— START GIVEN TEXT —

If you see unfamiliar placeholders or need to check which tools are connected, see
CONNECTORS.md
.
Write a SQL query from a natural language description, optimized for your specific SQL dialect and following best practices.
Usage
/write-query
Workflow
1. Understand the Request
Parse the user's description to identify:
Output columns
What fields should the result include?
Filters
What conditions limit the data (time ranges, segments, statuses)?
Aggregations
Are there GROUP BY operations, counts, sums, averages?
Joins
Does this require combining multiple tables?
Ordering
How should results be sorted?
Limits
Is there a top-N or sample requirement?
2. Determine SQL Dialect
If the user's SQL dialect is not already known, ask which they use:
PostgreSQL
(including Aurora, RDS, Supabase, Neon)
Snowflake
BigQuery
(Google Cloud)
Redshift
(Amazon)
Databricks SQL
MySQL
(including Aurora MySQL, PlanetScale)
SQL Server
(Microsoft)

— END GIVEN TEXT —

WORK INSTRUCTIONS =>
A. Transcribe the SQL query-writing instructions from "Write a SQL" up to and including "the result include?".
B. Extend the SQL query-writing instructions beyond their final line.

— START GIVEN MATERIAL —

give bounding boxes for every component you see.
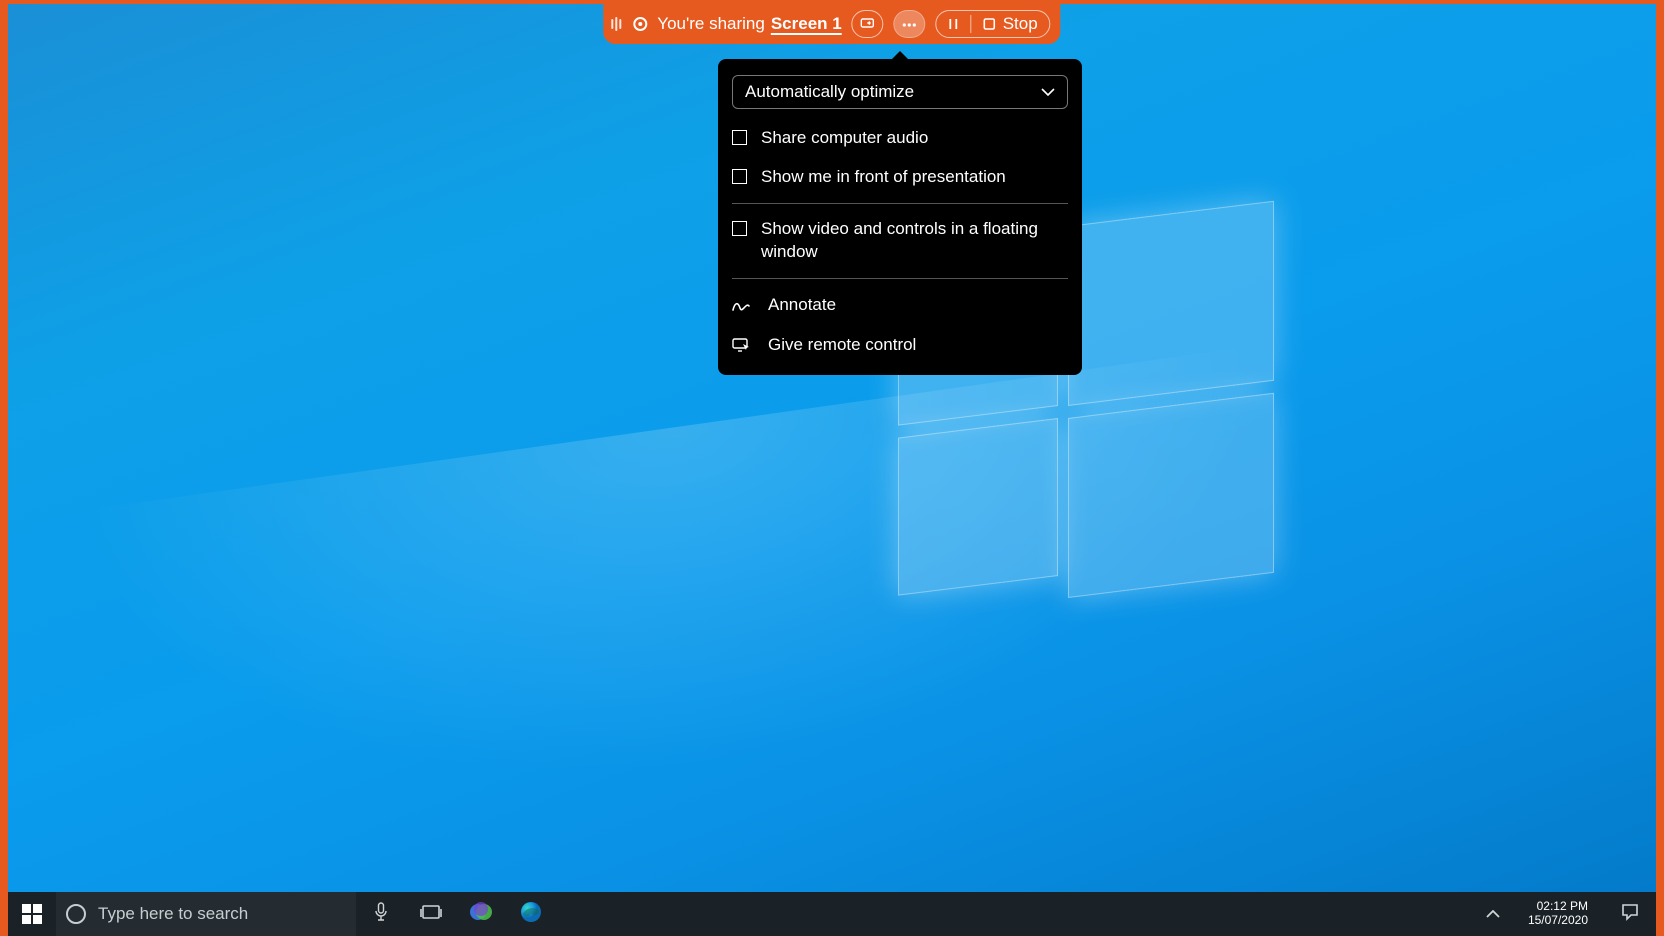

— END GIVEN MATERIAL —

ANSWERS TO THE TASKS =>
A.
Write a SQL query from a natural language description, optimized for your specific SQL dialect and following best practices.
Usage
/write-query
Workflow
1. Understand the Request
Parse the user's description to identify:
Output columns
What fields should the result include?

B.
DuckDB
SQLite
Other
(ask for specifics)
Remember the dialect for future queries in the same session.
3. Discover Schema (If Warehouse Connected)
If a data warehouse MCP server is connected:
Search for relevant tables based on the user's description
Inspect column names, types, and relationships
Check for partitioning or clustering keys that affect performance
Look for pre-built views or materialized views that might simplify the query
4. Write the Query
Follow these best practices:
Structure:
Use CTEs (WITH clauses) for readability when queries have multiple logical steps
One CTE per logical transformation or data source
Name CTEs descriptively (e.g.,
daily_signups
,
active_users
,
revenue_by_product
)
Performance:
Never use
SELECT *
in production queries -- specify only needed columns
Filter early (push WHERE clauses as close to the base tables as possible)
Use partition filters when available (especially date partitions)
Prefer
EXISTS
over
IN
for subqueries with large result sets
Use appropriate JOIN types (don't use LEFT JOIN when INNER JOIN is correct)
Avoid correlated subqueries when a JOIN or window function works
Be mindful of exploding joins (many-to-many)
Readability:
Add comments explaining the "why" for non-obvious logic
Use consistent indentation and formatting
Alias tables with meaningful short names (not just
a
,
b
,
c
)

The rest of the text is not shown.